Dataset items

<<<<

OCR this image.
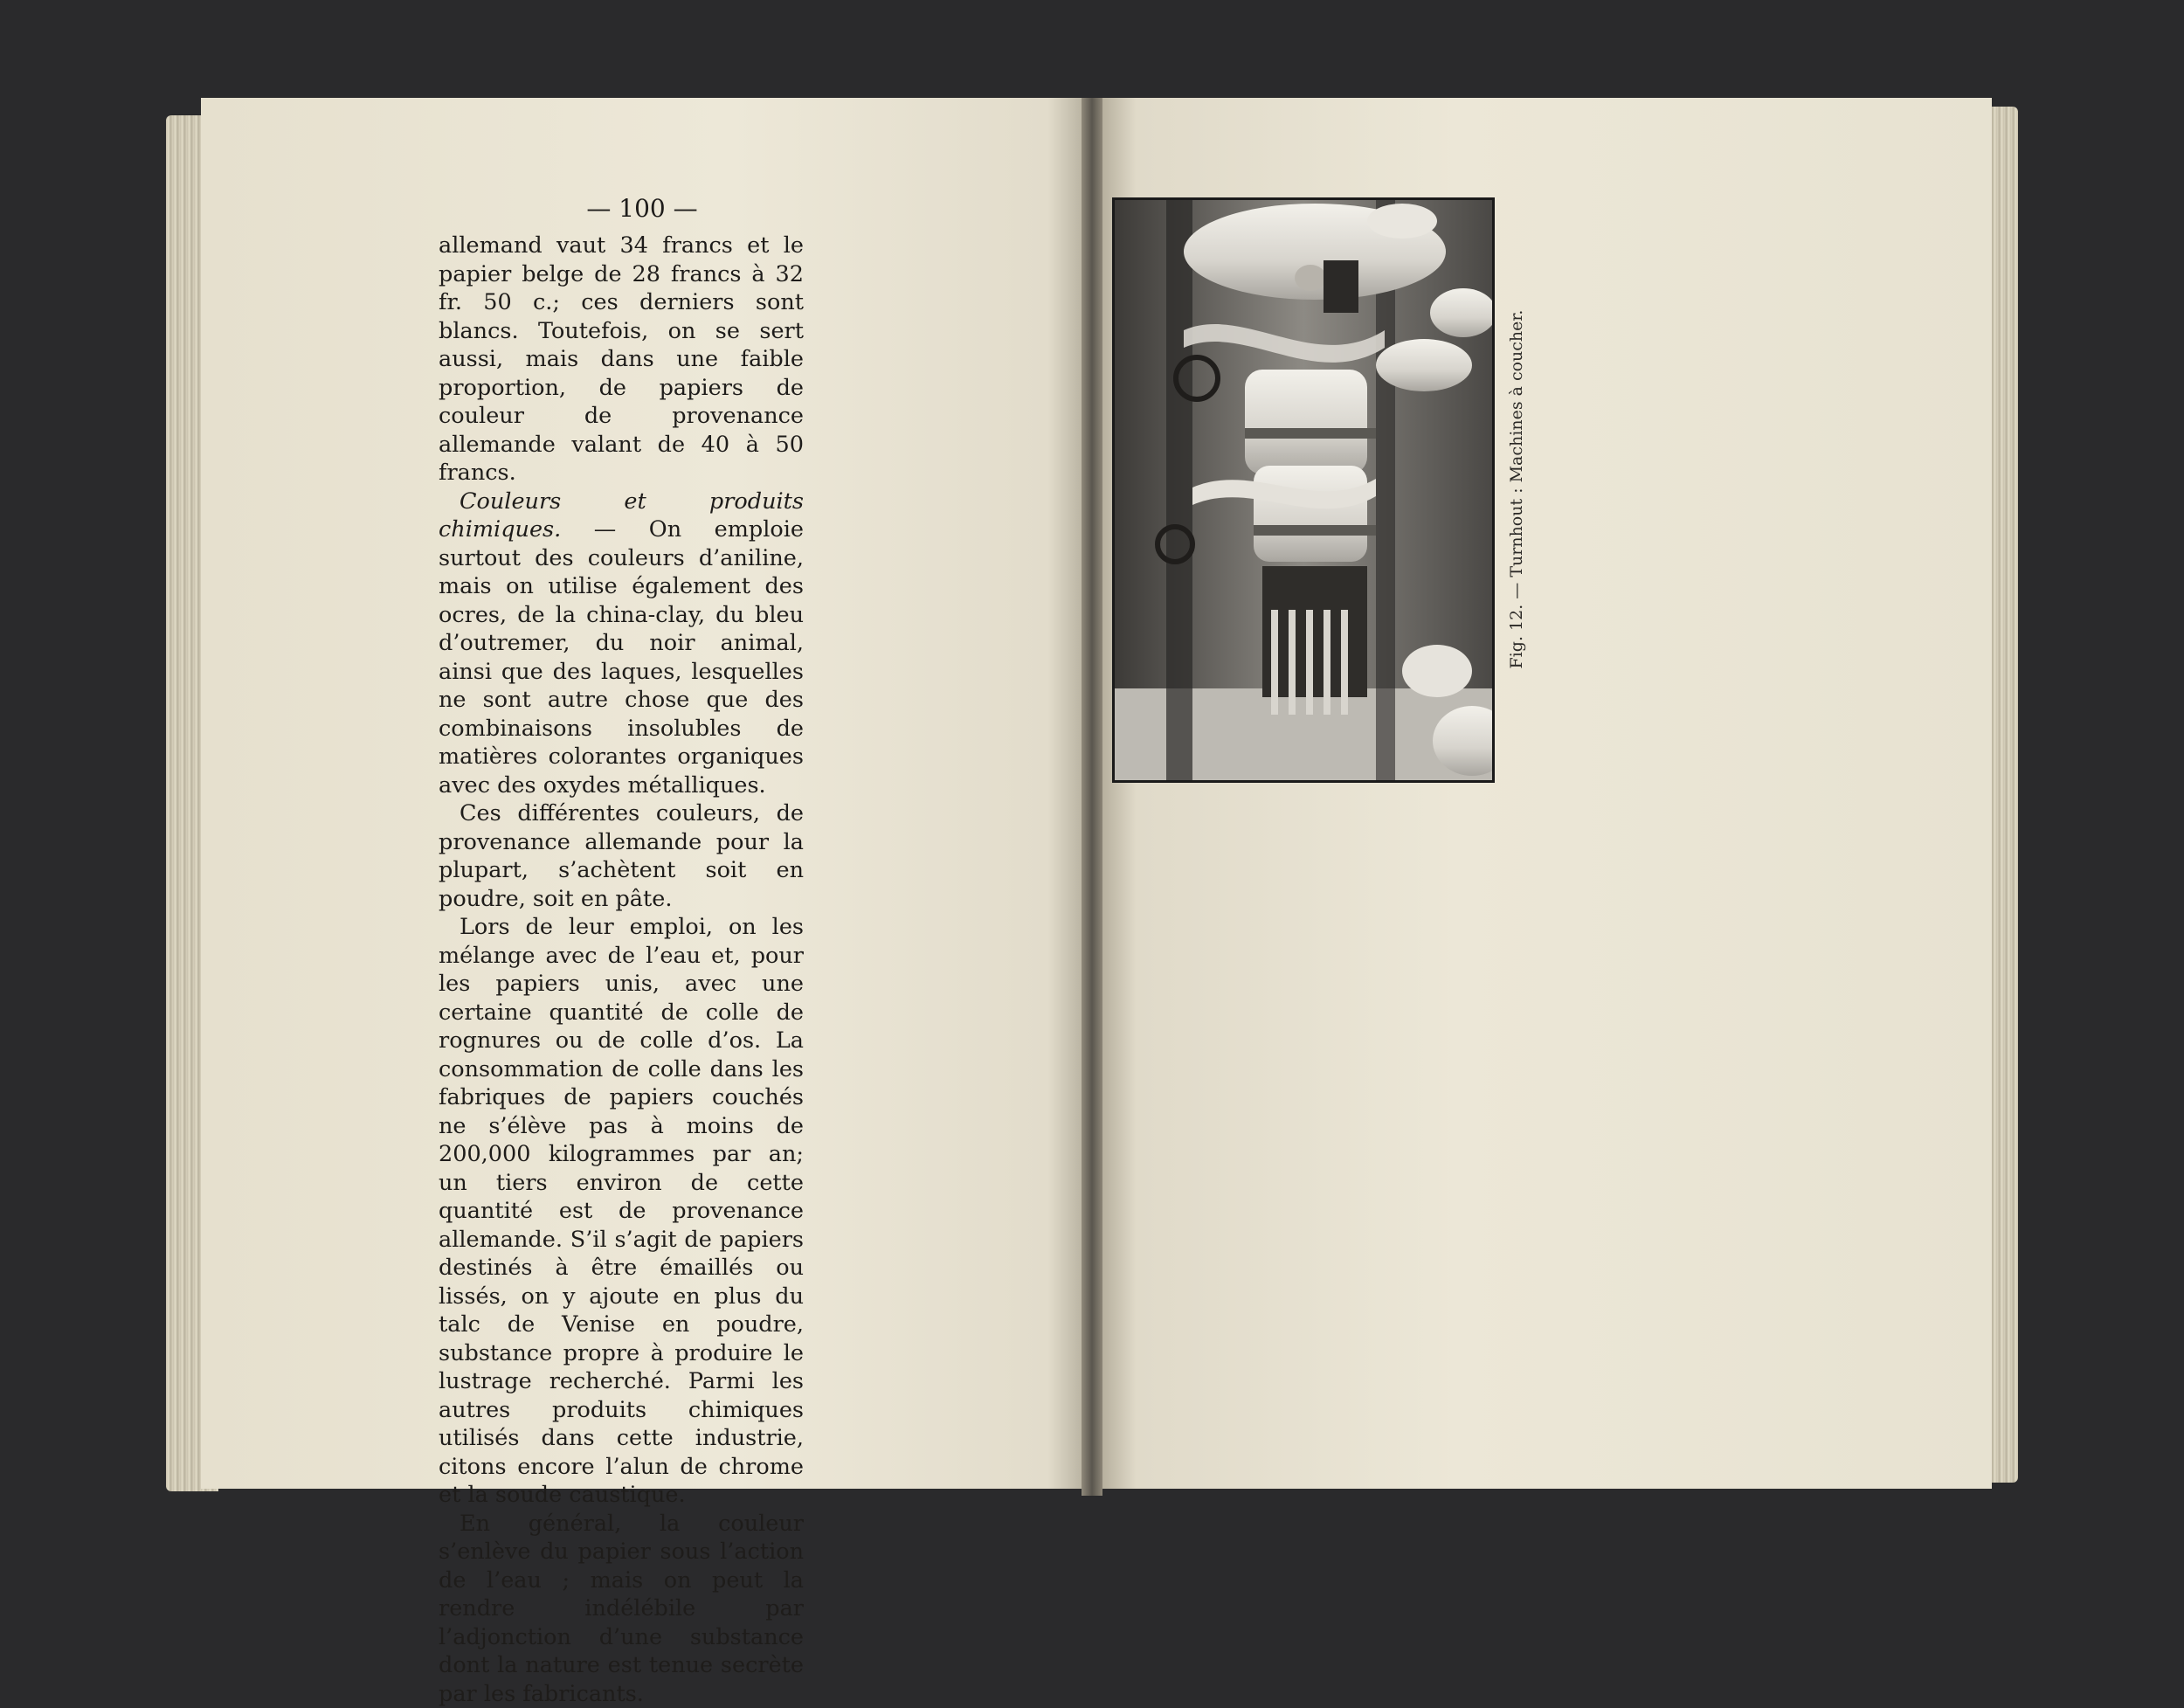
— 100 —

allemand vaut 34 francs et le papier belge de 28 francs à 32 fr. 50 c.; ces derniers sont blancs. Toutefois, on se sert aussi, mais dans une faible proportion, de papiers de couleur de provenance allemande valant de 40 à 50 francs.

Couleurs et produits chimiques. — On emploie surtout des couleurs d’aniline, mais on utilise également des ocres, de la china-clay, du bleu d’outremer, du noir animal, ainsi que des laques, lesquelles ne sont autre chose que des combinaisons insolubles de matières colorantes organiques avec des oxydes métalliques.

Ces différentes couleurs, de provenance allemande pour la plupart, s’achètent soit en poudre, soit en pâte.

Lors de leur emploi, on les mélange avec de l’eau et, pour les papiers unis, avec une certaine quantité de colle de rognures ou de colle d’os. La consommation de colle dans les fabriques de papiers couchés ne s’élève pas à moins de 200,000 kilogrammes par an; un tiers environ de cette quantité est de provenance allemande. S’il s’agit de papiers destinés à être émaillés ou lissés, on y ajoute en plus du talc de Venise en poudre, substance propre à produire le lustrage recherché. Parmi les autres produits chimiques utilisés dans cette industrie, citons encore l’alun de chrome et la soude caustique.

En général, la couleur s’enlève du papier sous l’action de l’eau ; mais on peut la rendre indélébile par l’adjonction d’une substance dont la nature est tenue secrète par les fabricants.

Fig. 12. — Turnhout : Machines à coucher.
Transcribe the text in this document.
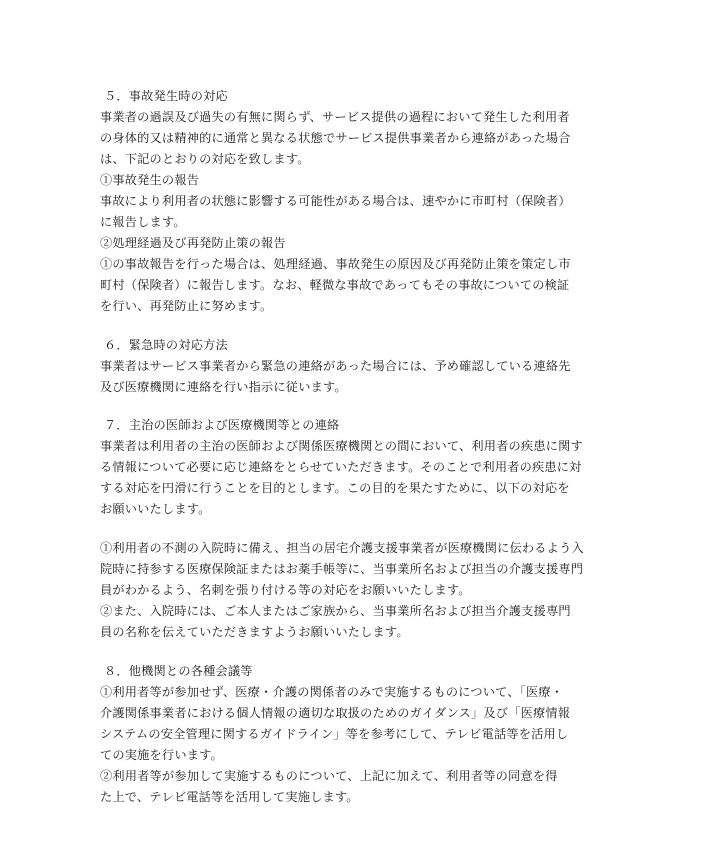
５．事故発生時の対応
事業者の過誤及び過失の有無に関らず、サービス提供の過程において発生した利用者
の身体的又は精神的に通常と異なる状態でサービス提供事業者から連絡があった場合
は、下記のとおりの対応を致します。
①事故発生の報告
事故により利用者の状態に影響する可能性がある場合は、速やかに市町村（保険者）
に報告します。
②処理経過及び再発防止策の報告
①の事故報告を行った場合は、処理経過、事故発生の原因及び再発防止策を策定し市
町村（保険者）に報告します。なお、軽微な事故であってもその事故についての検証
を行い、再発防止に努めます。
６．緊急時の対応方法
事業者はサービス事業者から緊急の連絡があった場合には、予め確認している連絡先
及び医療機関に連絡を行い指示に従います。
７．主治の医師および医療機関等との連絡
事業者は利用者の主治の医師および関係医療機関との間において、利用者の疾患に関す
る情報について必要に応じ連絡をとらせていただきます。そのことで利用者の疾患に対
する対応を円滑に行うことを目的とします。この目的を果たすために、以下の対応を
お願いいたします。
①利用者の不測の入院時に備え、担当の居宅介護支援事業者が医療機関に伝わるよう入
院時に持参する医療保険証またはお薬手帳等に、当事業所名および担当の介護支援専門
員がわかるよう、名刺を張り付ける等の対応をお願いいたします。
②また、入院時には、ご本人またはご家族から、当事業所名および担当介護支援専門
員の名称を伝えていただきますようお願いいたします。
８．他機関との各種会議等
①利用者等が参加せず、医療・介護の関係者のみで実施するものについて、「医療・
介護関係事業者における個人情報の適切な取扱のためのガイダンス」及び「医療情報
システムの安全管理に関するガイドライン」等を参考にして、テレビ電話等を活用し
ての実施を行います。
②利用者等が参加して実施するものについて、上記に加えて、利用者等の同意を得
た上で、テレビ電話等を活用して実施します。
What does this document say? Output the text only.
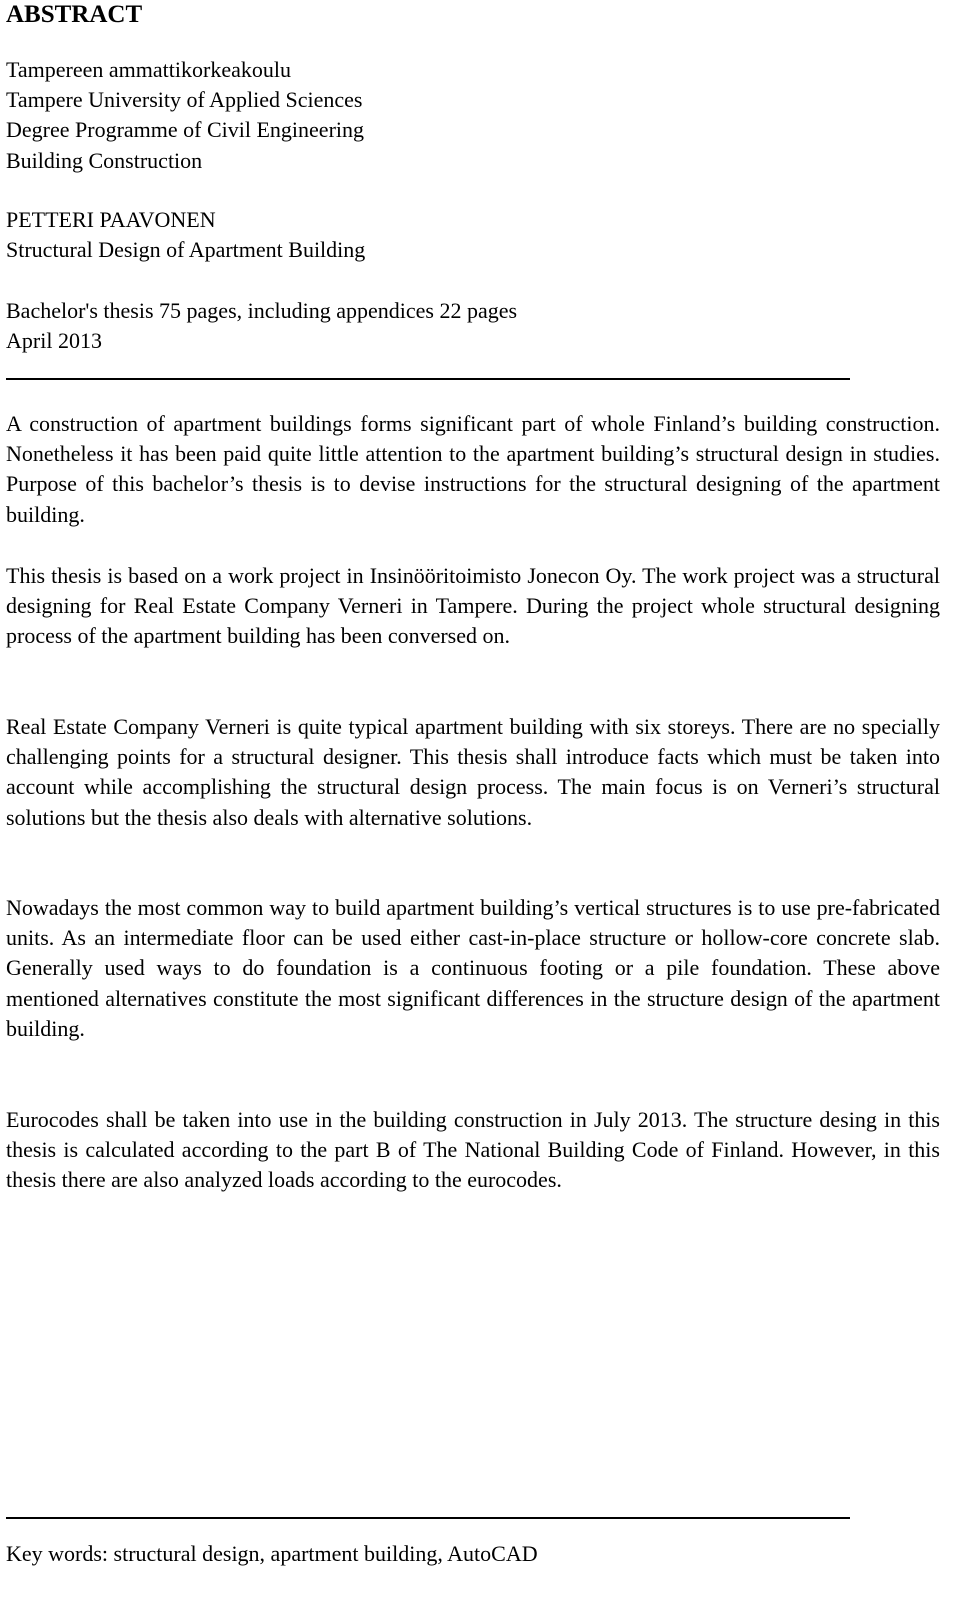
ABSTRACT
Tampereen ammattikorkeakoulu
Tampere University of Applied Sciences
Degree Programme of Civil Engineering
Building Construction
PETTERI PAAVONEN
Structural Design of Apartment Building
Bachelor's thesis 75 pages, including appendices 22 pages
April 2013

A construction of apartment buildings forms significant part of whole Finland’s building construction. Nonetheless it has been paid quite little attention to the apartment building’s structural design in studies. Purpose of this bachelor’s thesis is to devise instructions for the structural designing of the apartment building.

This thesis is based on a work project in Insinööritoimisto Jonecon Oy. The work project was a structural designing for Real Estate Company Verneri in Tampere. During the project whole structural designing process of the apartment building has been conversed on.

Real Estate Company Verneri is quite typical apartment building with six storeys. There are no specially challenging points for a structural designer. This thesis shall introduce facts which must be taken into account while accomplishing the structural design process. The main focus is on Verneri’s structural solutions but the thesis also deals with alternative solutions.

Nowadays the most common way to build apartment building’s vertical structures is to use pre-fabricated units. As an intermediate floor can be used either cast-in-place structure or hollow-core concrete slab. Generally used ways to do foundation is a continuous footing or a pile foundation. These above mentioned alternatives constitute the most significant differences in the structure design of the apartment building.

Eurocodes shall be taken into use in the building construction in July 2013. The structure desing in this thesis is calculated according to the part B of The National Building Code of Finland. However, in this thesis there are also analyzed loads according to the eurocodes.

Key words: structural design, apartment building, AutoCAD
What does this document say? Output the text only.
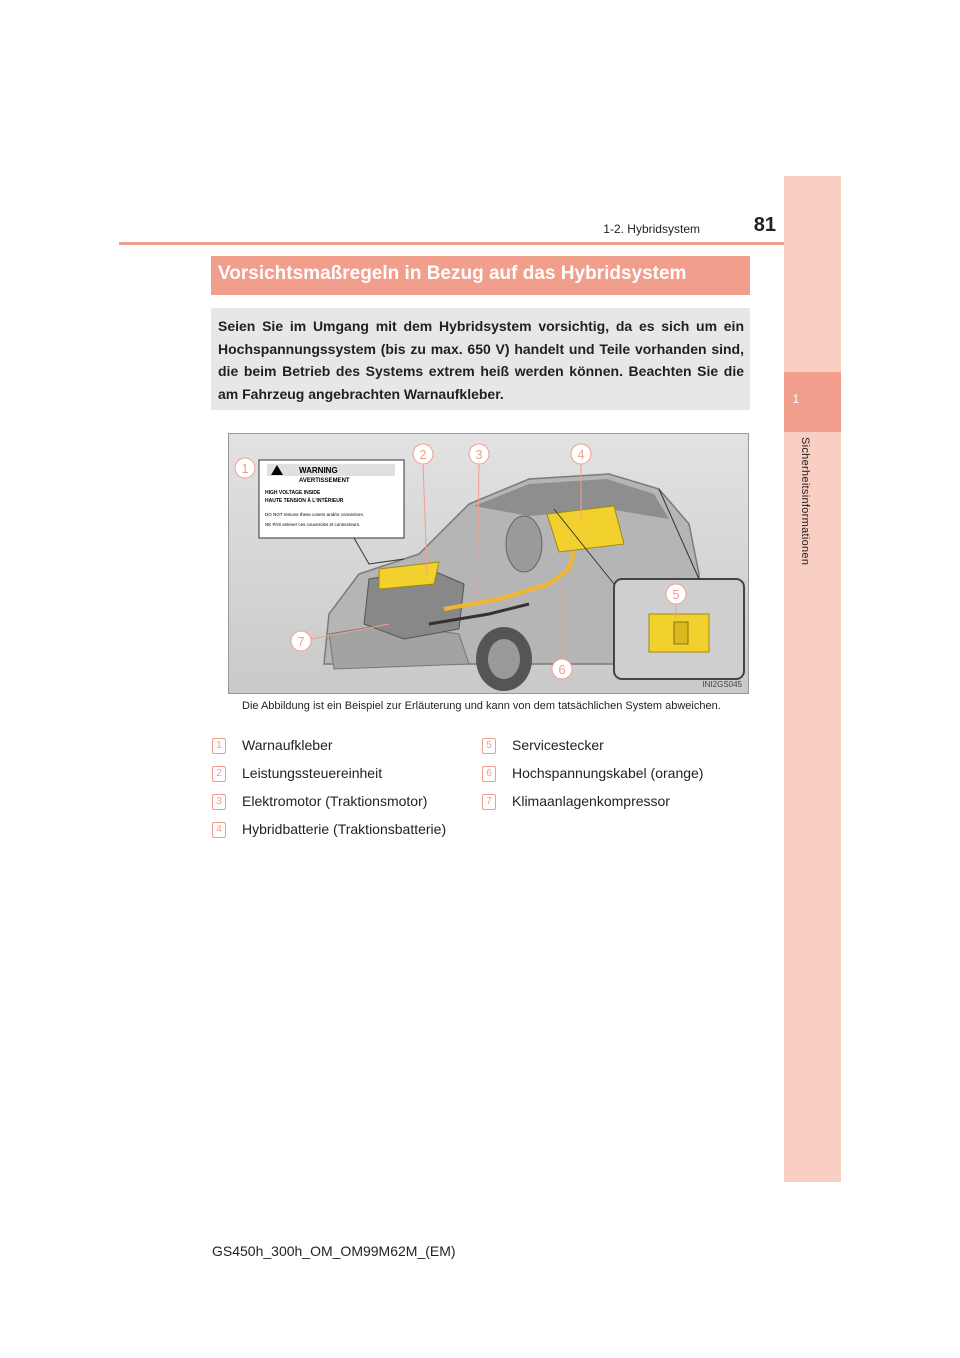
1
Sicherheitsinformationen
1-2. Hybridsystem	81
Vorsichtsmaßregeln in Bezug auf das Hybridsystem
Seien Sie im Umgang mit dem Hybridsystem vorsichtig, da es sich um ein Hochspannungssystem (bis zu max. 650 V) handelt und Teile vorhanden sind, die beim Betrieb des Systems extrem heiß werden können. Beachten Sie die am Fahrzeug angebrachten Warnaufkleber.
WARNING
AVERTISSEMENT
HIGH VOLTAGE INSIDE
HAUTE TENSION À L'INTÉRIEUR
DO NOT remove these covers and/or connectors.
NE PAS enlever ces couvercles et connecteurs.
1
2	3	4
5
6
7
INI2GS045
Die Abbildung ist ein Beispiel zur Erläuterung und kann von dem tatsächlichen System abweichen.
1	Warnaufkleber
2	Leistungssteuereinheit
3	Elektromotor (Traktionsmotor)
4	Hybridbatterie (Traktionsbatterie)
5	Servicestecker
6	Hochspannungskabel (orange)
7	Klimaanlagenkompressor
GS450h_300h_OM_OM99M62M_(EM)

>>>>

Scan the material above. Copy each line that holds the word "Estate".

_The response_
This thesis is based on a work project in Insinööritoimisto Jonecon Oy. The work project was a structural designing for Real Estate Company Verneri in Tampere. During the project whole structural designing process of the apartment building has been conversed on.
Real Estate Company Verneri is quite typical apartment building with six storeys. There are no specially challenging points for a structural designer. This thesis shall introduce facts which must be taken into account while accomplishing the structural design process. The main focus is on Verneri’s structural solutions but the thesis also deals with alternative solutions.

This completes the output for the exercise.